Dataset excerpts

⟨

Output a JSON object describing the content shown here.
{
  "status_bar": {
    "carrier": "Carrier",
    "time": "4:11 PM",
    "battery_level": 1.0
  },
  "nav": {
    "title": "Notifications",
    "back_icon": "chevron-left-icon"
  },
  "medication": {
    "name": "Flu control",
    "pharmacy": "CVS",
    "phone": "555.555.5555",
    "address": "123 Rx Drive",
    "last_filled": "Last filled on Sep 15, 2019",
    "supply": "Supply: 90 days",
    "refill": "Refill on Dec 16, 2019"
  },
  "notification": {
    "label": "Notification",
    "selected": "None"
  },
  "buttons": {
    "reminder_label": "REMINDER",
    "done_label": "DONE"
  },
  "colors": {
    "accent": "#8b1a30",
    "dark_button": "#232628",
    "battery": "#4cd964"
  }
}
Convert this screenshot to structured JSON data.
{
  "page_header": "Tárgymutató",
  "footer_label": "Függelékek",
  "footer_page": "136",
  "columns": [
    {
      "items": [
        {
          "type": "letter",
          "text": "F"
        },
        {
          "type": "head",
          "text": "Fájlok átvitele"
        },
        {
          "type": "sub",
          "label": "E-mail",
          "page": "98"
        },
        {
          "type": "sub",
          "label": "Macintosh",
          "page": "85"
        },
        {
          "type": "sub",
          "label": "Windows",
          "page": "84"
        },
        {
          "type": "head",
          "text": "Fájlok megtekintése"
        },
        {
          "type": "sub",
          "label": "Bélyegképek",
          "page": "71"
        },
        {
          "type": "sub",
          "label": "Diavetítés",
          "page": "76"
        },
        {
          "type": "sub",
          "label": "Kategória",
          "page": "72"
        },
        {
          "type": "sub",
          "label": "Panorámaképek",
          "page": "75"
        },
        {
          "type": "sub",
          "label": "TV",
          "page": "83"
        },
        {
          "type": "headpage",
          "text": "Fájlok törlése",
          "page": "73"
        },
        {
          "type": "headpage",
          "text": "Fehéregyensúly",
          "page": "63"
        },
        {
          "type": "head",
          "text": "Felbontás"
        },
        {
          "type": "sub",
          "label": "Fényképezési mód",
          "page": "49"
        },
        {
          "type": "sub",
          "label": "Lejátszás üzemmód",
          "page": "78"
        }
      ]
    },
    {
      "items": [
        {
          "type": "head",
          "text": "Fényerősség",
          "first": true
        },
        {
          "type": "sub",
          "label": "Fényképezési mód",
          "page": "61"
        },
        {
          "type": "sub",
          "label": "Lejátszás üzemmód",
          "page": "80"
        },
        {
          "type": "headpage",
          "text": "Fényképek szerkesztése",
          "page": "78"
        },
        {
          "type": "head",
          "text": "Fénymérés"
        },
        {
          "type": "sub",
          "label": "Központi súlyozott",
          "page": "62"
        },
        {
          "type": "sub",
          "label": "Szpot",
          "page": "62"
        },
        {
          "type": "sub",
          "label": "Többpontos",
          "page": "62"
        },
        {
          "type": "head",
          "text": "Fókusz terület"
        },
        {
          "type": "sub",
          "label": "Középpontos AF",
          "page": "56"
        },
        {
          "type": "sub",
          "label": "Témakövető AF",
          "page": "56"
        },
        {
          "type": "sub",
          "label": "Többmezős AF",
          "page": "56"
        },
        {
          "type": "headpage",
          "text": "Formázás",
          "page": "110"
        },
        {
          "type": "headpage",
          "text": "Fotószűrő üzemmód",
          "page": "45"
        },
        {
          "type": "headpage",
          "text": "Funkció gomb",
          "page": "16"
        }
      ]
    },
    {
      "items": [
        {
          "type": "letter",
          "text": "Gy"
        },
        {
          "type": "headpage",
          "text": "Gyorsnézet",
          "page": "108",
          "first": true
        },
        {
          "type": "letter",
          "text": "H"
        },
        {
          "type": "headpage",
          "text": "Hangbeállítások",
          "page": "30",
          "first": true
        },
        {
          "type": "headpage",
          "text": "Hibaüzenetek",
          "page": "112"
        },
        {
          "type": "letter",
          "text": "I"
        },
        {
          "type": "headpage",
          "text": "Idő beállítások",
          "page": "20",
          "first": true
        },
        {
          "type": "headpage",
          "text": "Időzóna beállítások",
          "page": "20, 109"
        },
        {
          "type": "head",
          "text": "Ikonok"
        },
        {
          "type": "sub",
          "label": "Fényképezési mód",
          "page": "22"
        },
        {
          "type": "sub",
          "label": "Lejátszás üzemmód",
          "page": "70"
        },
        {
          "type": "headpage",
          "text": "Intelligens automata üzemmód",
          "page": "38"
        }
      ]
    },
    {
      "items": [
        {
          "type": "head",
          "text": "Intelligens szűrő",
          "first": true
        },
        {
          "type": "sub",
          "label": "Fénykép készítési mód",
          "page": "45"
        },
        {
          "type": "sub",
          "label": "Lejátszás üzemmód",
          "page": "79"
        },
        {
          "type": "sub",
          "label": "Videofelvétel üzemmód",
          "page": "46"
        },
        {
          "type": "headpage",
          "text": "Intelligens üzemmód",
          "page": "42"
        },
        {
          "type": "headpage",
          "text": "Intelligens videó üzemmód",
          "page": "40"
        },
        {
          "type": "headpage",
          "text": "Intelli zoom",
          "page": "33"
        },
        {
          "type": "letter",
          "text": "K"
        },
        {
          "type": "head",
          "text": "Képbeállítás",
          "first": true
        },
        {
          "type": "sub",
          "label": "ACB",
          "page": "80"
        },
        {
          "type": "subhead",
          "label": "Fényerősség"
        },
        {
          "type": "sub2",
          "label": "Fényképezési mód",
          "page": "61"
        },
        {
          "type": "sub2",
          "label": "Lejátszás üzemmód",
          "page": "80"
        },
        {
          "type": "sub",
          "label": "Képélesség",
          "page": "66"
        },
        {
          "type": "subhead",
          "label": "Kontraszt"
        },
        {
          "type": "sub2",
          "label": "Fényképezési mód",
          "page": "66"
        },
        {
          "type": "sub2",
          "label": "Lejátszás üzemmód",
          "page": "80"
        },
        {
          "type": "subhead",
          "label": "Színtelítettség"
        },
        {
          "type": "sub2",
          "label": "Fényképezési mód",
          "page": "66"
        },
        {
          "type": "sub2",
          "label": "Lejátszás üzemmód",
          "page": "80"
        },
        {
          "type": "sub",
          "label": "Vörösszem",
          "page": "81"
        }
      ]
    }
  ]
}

⟩

Exercise instructions: Search the records for the word "JSON" and copy every line where it occurs.

Response to the exercise:
Output a JSON object describing the content shown here.
Convert this screenshot to structured JSON data.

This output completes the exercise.